WHAT IS ASKED » The listing below must be repeated word for word, with its images excluded.

[Stored data]

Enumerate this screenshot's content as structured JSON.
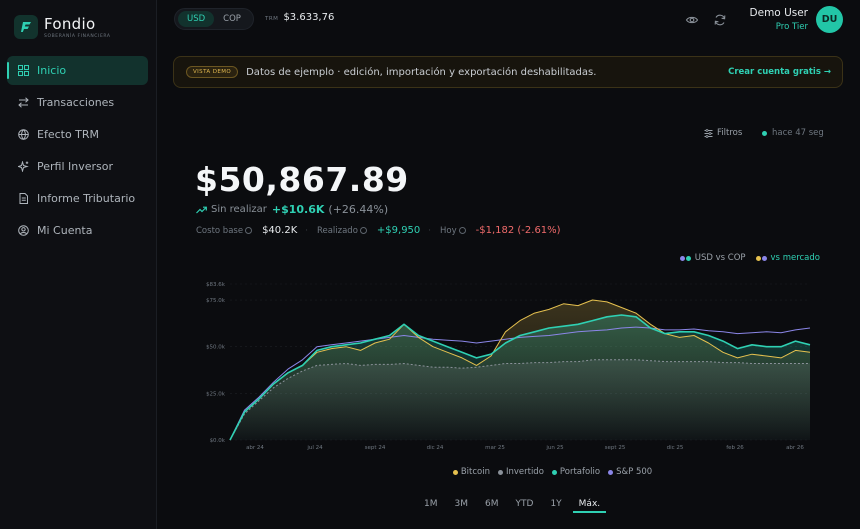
{
  "brand": {
    "name": "Fondio",
    "tagline": "SOBERANÍA FINANCIERA"
  },
  "nav": [
    {
      "label": "Inicio",
      "icon": "grid-icon",
      "active": true
    },
    {
      "label": "Transacciones",
      "icon": "arrows-icon"
    },
    {
      "label": "Efecto TRM",
      "icon": "globe-icon"
    },
    {
      "label": "Perfil Inversor",
      "icon": "sparkle-icon"
    },
    {
      "label": "Informe Tributario",
      "icon": "document-icon"
    },
    {
      "label": "Mi Cuenta",
      "icon": "user-circle-icon"
    }
  ],
  "topbar": {
    "currencies": [
      "USD",
      "COP"
    ],
    "selected_currency": "USD",
    "trm_label": "TRM",
    "trm_value": "$3.633,76",
    "user_name": "Demo User",
    "user_tier": "Pro Tier",
    "avatar_initials": "DU"
  },
  "banner": {
    "badge": "VISTA DEMO",
    "text": "Datos de ejemplo · edición, importación y exportación deshabilitadas.",
    "link": "Crear cuenta gratis →"
  },
  "summary": {
    "filters_label": "Filtros",
    "updated_label": "hace 47 seg",
    "total_value": "$50,867.89",
    "unrealized_label": "Sin realizar",
    "unrealized_value": "+$10.6K",
    "unrealized_pct": "(+26.44%)",
    "cost_label": "Costo base",
    "cost_value": "$40.2K",
    "realized_label": "Realizado",
    "realized_value": "+$9,950",
    "today_label": "Hoy",
    "today_value": "-$1,182 (-2.61%)"
  },
  "chart_toggles": {
    "usd_vs_cop": "USD vs COP",
    "vs_market": "vs mercado"
  },
  "colors": {
    "accent": "#2fd0b3",
    "bitcoin": "#e6c14f",
    "invested": "#8a9199",
    "portfolio": "#2fd0b3",
    "sp500": "#8b86e8",
    "negative": "#f06b6b"
  },
  "chart_data": {
    "type": "line",
    "y_ticks": [
      "$0.0k",
      "$25.0k",
      "$50.0k",
      "$75.0k",
      "$83.6k"
    ],
    "ylim": [
      0,
      83600
    ],
    "x_ticks": [
      "abr 24",
      "jul 24",
      "sept 24",
      "dic 24",
      "mar 25",
      "jun 25",
      "sept 25",
      "dic 25",
      "feb 26",
      "abr 26"
    ],
    "x": [
      0,
      1,
      2,
      3,
      4,
      5,
      6,
      7,
      8,
      9,
      10,
      11,
      12,
      13,
      14,
      15,
      16,
      17,
      18,
      19,
      20,
      21,
      22,
      23,
      24,
      25,
      26,
      27,
      28,
      29,
      30,
      31,
      32,
      33,
      34,
      35,
      36,
      37,
      38,
      39,
      40
    ],
    "series": [
      {
        "name": "Bitcoin",
        "color": "#e6c14f",
        "values": [
          0,
          15000,
          22000,
          30000,
          36000,
          40000,
          47000,
          49000,
          50000,
          48000,
          52000,
          54000,
          62000,
          55000,
          50000,
          47000,
          44000,
          40000,
          45000,
          58000,
          64000,
          68000,
          70000,
          73000,
          72000,
          75000,
          74000,
          71000,
          68000,
          62000,
          57000,
          55000,
          56000,
          52000,
          47000,
          44000,
          46000,
          45000,
          44000,
          48000,
          47000
        ]
      },
      {
        "name": "Invertido",
        "color": "#8a9199",
        "values": [
          0,
          14000,
          21000,
          28000,
          33000,
          37000,
          40000,
          40500,
          41000,
          40000,
          40500,
          40500,
          41000,
          40000,
          39000,
          39000,
          38500,
          39000,
          40000,
          41000,
          41000,
          41500,
          41500,
          42000,
          42000,
          43000,
          43000,
          43000,
          43000,
          42500,
          42000,
          42000,
          42000,
          42000,
          41500,
          41500,
          41000,
          41000,
          41000,
          41000,
          41000
        ]
      },
      {
        "name": "Portafolio",
        "color": "#2fd0b3",
        "values": [
          0,
          15000,
          22000,
          30000,
          36000,
          40000,
          48000,
          50000,
          51000,
          52000,
          54000,
          56000,
          62000,
          56000,
          53000,
          50000,
          47000,
          44000,
          46000,
          52000,
          56000,
          58000,
          60000,
          61000,
          62000,
          64000,
          66000,
          67000,
          66000,
          60000,
          57000,
          58000,
          58000,
          56000,
          53000,
          49000,
          51000,
          50000,
          50000,
          53000,
          51000
        ]
      },
      {
        "name": "S&P 500",
        "color": "#8b86e8",
        "values": [
          0,
          16000,
          23000,
          31000,
          38000,
          43000,
          50000,
          51000,
          52000,
          53000,
          54000,
          55000,
          56000,
          55000,
          54000,
          53500,
          53000,
          52000,
          53000,
          54000,
          55000,
          55500,
          56000,
          57000,
          58000,
          58500,
          59000,
          60000,
          60500,
          60000,
          59000,
          59000,
          59500,
          58500,
          58000,
          57000,
          57500,
          58000,
          57500,
          59000,
          60000
        ]
      }
    ]
  },
  "ranges": [
    "1M",
    "3M",
    "6M",
    "YTD",
    "1Y",
    "Máx."
  ],
  "selected_range": "Máx."
}
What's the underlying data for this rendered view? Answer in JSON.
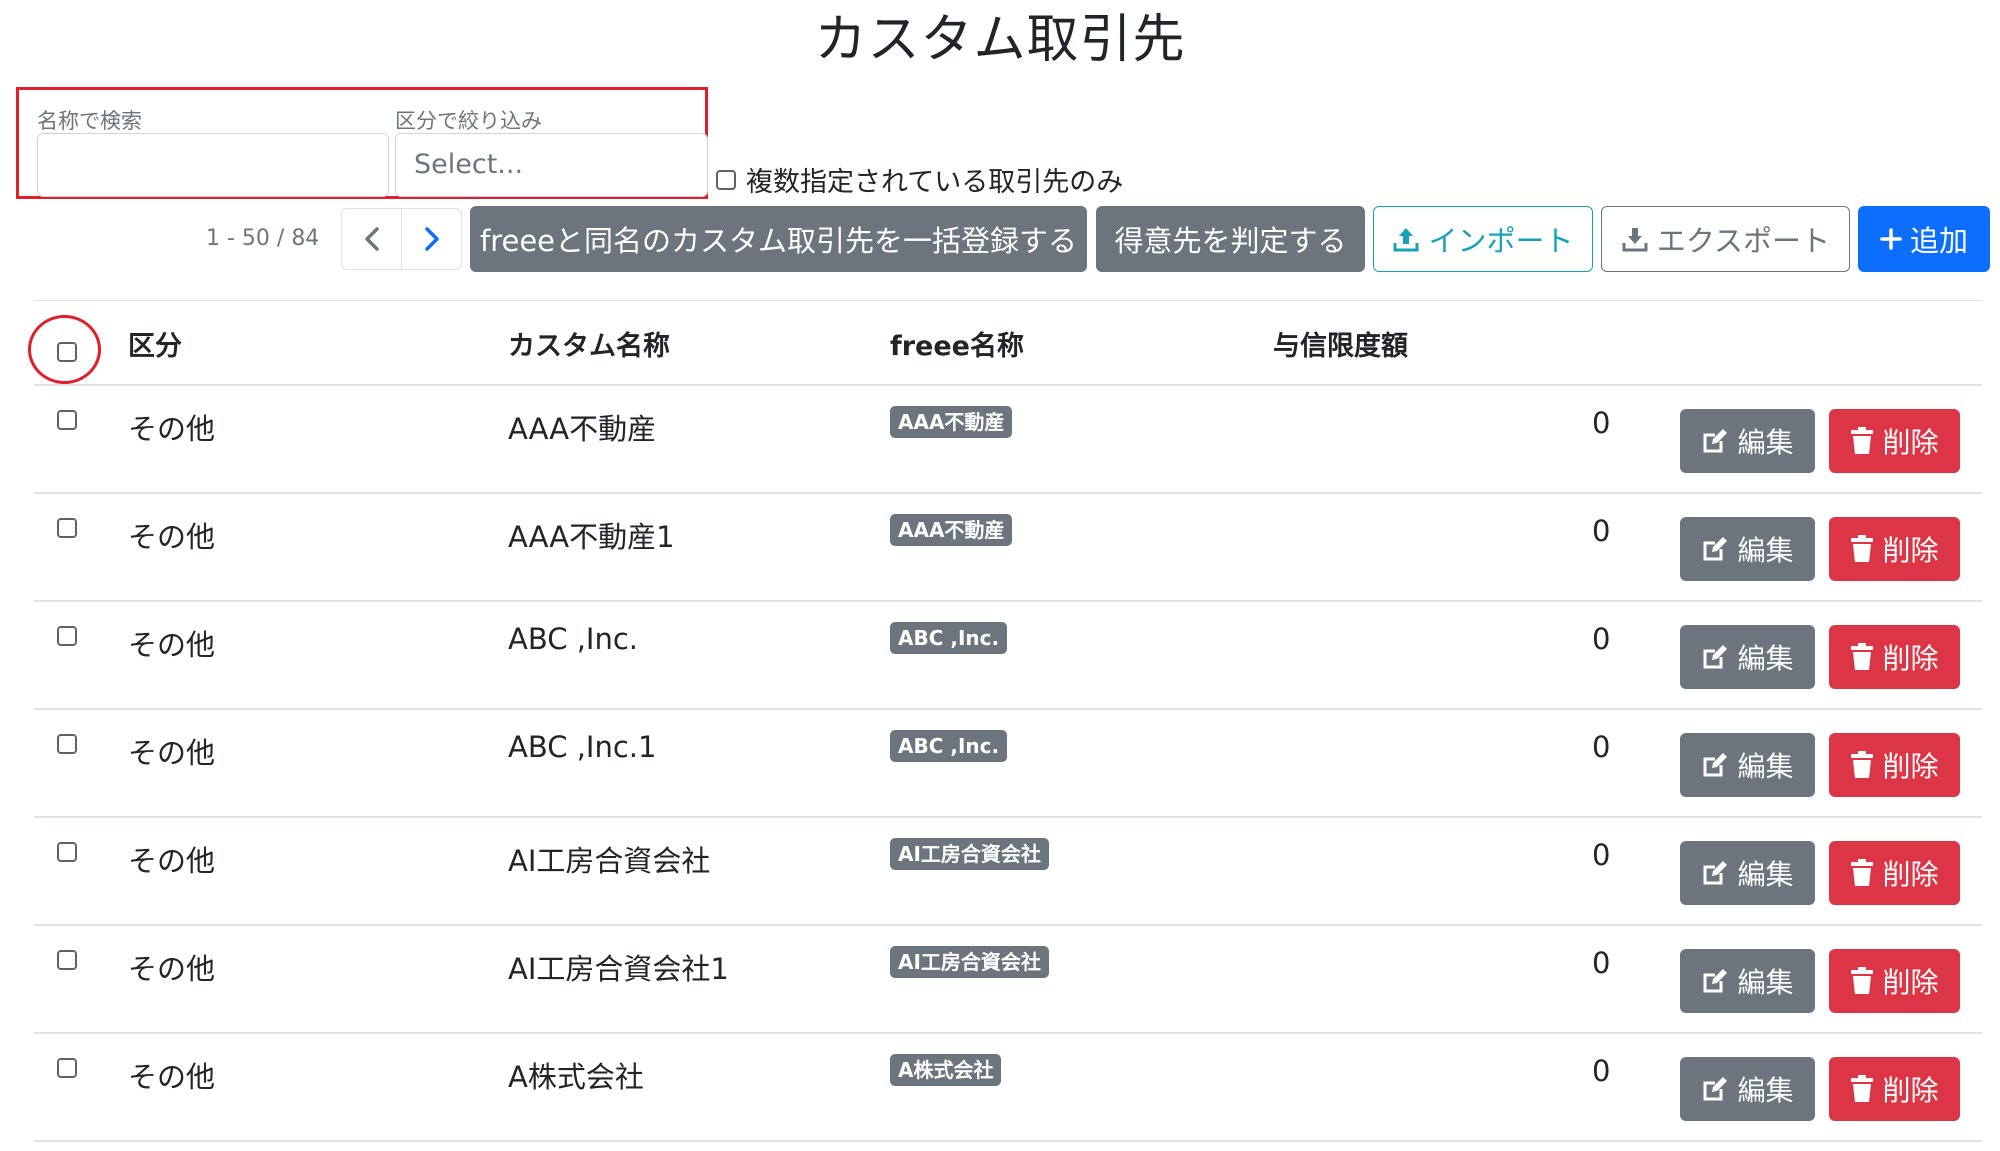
{
  "title": "カスタム取引先",
  "filters": {
    "search_label": "名称で検索",
    "search_value": "",
    "category_label": "区分で絞り込み",
    "category_placeholder": "Select..."
  },
  "multi_checkbox_label": "複数指定されている取引先のみ",
  "pagination": {
    "range": "1 - 50 / 84"
  },
  "buttons": {
    "bulk_register": "freeeと同名のカスタム取引先を一括登録する",
    "judge_customer": "得意先を判定する",
    "import": "インポート",
    "export": "エクスポート",
    "add": "追加"
  },
  "table": {
    "headers": [
      "区分",
      "カスタム名称",
      "freee名称",
      "与信限度額"
    ],
    "rows": [
      {
        "category": "その他",
        "custom_name": "AAA不動産",
        "freee_name": "AAA不動産",
        "credit_limit": "0"
      },
      {
        "category": "その他",
        "custom_name": "AAA不動産1",
        "freee_name": "AAA不動産",
        "credit_limit": "0"
      },
      {
        "category": "その他",
        "custom_name": "ABC ,Inc.",
        "freee_name": "ABC ,Inc.",
        "credit_limit": "0"
      },
      {
        "category": "その他",
        "custom_name": "ABC ,Inc.1",
        "freee_name": "ABC ,Inc.",
        "credit_limit": "0"
      },
      {
        "category": "その他",
        "custom_name": "AI工房合資会社",
        "freee_name": "AI工房合資会社",
        "credit_limit": "0"
      },
      {
        "category": "その他",
        "custom_name": "AI工房合資会社1",
        "freee_name": "AI工房合資会社",
        "credit_limit": "0"
      },
      {
        "category": "その他",
        "custom_name": "A株式会社",
        "freee_name": "A株式会社",
        "credit_limit": "0"
      }
    ],
    "edit_label": "編集",
    "delete_label": "削除"
  },
  "colors": {
    "primary": "#0d6efd",
    "secondary": "#6c757d",
    "danger": "#dc3545",
    "info": "#17a2b8",
    "highlight": "#e01f2a"
  },
  "icons": {
    "prev": "chevron-left-icon",
    "next": "chevron-right-icon",
    "import": "upload-icon",
    "export": "download-icon",
    "add": "plus-icon",
    "edit": "edit-icon",
    "delete": "trash-icon"
  }
}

RESULT OF THIS TASK »
Enumerate this screenshot's content as structured JSON.
{
  "brand": {
    "name": "Fondio",
    "tagline": "SOBERANÍA FINANCIERA"
  },
  "nav": [
    {
      "label": "Inicio",
      "icon": "grid-icon",
      "active": true
    },
    {
      "label": "Transacciones",
      "icon": "arrows-icon"
    },
    {
      "label": "Efecto TRM",
      "icon": "globe-icon"
    },
    {
      "label": "Perfil Inversor",
      "icon": "sparkle-icon"
    },
    {
      "label": "Informe Tributario",
      "icon": "document-icon"
    },
    {
      "label": "Mi Cuenta",
      "icon": "user-circle-icon"
    }
  ],
  "topbar": {
    "currencies": [
      "USD",
      "COP"
    ],
    "selected_currency": "USD",
    "trm_label": "TRM",
    "trm_value": "$3.633,76",
    "user_name": "Demo User",
    "user_tier": "Pro Tier",
    "avatar_initials": "DU"
  },
  "banner": {
    "badge": "VISTA DEMO",
    "text": "Datos de ejemplo · edición, importación y exportación deshabilitadas.",
    "link": "Crear cuenta gratis →"
  },
  "summary": {
    "filters_label": "Filtros",
    "updated_label": "hace 47 seg",
    "total_value": "$50,867.89",
    "unrealized_label": "Sin realizar",
    "unrealized_value": "+$10.6K",
    "unrealized_pct": "(+26.44%)",
    "cost_label": "Costo base",
    "cost_value": "$40.2K",
    "realized_label": "Realizado",
    "realized_value": "+$9,950",
    "today_label": "Hoy",
    "today_value": "-$1,182 (-2.61%)"
  },
  "chart_toggles": {
    "usd_vs_cop": "USD vs COP",
    "vs_market": "vs mercado"
  },
  "colors": {
    "accent": "#2fd0b3",
    "bitcoin": "#e6c14f",
    "invested": "#8a9199",
    "portfolio": "#2fd0b3",
    "sp500": "#8b86e8",
    "negative": "#f06b6b"
  },
  "chart_data": {
    "type": "line",
    "y_ticks": [
      "$0.0k",
      "$25.0k",
      "$50.0k",
      "$75.0k",
      "$83.6k"
    ],
    "ylim": [
      0,
      83600
    ],
    "x_ticks": [
      "abr 24",
      "jul 24",
      "sept 24",
      "dic 24",
      "mar 25",
      "jun 25",
      "sept 25",
      "dic 25",
      "feb 26",
      "abr 26"
    ],
    "x": [
      0,
      1,
      2,
      3,
      4,
      5,
      6,
      7,
      8,
      9,
      10,
      11,
      12,
      13,
      14,
      15,
      16,
      17,
      18,
      19,
      20,
      21,
      22,
      23,
      24,
      25,
      26,
      27,
      28,
      29,
      30,
      31,
      32,
      33,
      34,
      35,
      36,
      37,
      38,
      39,
      40
    ],
    "series": [
      {
        "name": "Bitcoin",
        "color": "#e6c14f",
        "values": [
          0,
          15000,
          22000,
          30000,
          36000,
          40000,
          47000,
          49000,
          50000,
          48000,
          52000,
          54000,
          62000,
          55000,
          50000,
          47000,
          44000,
          40000,
          45000,
          58000,
          64000,
          68000,
          70000,
          73000,
          72000,
          75000,
          74000,
          71000,
          68000,
          62000,
          57000,
          55000,
          56000,
          52000,
          47000,
          44000,
          46000,
          45000,
          44000,
          48000,
          47000
        ]
      },
      {
        "name": "Invertido",
        "color": "#8a9199",
        "values": [
          0,
          14000,
          21000,
          28000,
          33000,
          37000,
          40000,
          40500,
          41000,
          40000,
          40500,
          40500,
          41000,
          40000,
          39000,
          39000,
          38500,
          39000,
          40000,
          41000,
          41000,
          41500,
          41500,
          42000,
          42000,
          43000,
          43000,
          43000,
          43000,
          42500,
          42000,
          42000,
          42000,
          42000,
          41500,
          41500,
          41000,
          41000,
          41000,
          41000,
          41000
        ]
      },
      {
        "name": "Portafolio",
        "color": "#2fd0b3",
        "values": [
          0,
          15000,
          22000,
          30000,
          36000,
          40000,
          48000,
          50000,
          51000,
          52000,
          54000,
          56000,
          62000,
          56000,
          53000,
          50000,
          47000,
          44000,
          46000,
          52000,
          56000,
          58000,
          60000,
          61000,
          62000,
          64000,
          66000,
          67000,
          66000,
          60000,
          57000,
          58000,
          58000,
          56000,
          53000,
          49000,
          51000,
          50000,
          50000,
          53000,
          51000
        ]
      },
      {
        "name": "S&P 500",
        "color": "#8b86e8",
        "values": [
          0,
          16000,
          23000,
          31000,
          38000,
          43000,
          50000,
          51000,
          52000,
          53000,
          54000,
          55000,
          56000,
          55000,
          54000,
          53500,
          53000,
          52000,
          53000,
          54000,
          55000,
          55500,
          56000,
          57000,
          58000,
          58500,
          59000,
          60000,
          60500,
          60000,
          59000,
          59000,
          59500,
          58500,
          58000,
          57000,
          57500,
          58000,
          57500,
          59000,
          60000
        ]
      }
    ]
  },
  "ranges": [
    "1M",
    "3M",
    "6M",
    "YTD",
    "1Y",
    "Máx."
  ],
  "selected_range": "Máx."
}
What's the underlying data for this rendered view? Answer in JSON.
{
  "title": "カスタム取引先",
  "filters": {
    "search_label": "名称で検索",
    "search_value": "",
    "category_label": "区分で絞り込み",
    "category_placeholder": "Select..."
  },
  "multi_checkbox_label": "複数指定されている取引先のみ",
  "pagination": {
    "range": "1 - 50 / 84"
  },
  "buttons": {
    "bulk_register": "freeeと同名のカスタム取引先を一括登録する",
    "judge_customer": "得意先を判定する",
    "import": "インポート",
    "export": "エクスポート",
    "add": "追加"
  },
  "table": {
    "headers": [
      "区分",
      "カスタム名称",
      "freee名称",
      "与信限度額"
    ],
    "rows": [
      {
        "category": "その他",
        "custom_name": "AAA不動産",
        "freee_name": "AAA不動産",
        "credit_limit": "0"
      },
      {
        "category": "その他",
        "custom_name": "AAA不動産1",
        "freee_name": "AAA不動産",
        "credit_limit": "0"
      },
      {
        "category": "その他",
        "custom_name": "ABC ,Inc.",
        "freee_name": "ABC ,Inc.",
        "credit_limit": "0"
      },
      {
        "category": "その他",
        "custom_name": "ABC ,Inc.1",
        "freee_name": "ABC ,Inc.",
        "credit_limit": "0"
      },
      {
        "category": "その他",
        "custom_name": "AI工房合資会社",
        "freee_name": "AI工房合資会社",
        "credit_limit": "0"
      },
      {
        "category": "その他",
        "custom_name": "AI工房合資会社1",
        "freee_name": "AI工房合資会社",
        "credit_limit": "0"
      },
      {
        "category": "その他",
        "custom_name": "A株式会社",
        "freee_name": "A株式会社",
        "credit_limit": "0"
      }
    ],
    "edit_label": "編集",
    "delete_label": "削除"
  },
  "colors": {
    "primary": "#0d6efd",
    "secondary": "#6c757d",
    "danger": "#dc3545",
    "info": "#17a2b8",
    "highlight": "#e01f2a"
  },
  "icons": {
    "prev": "chevron-left-icon",
    "next": "chevron-right-icon",
    "import": "upload-icon",
    "export": "download-icon",
    "add": "plus-icon",
    "edit": "edit-icon",
    "delete": "trash-icon"
  }
}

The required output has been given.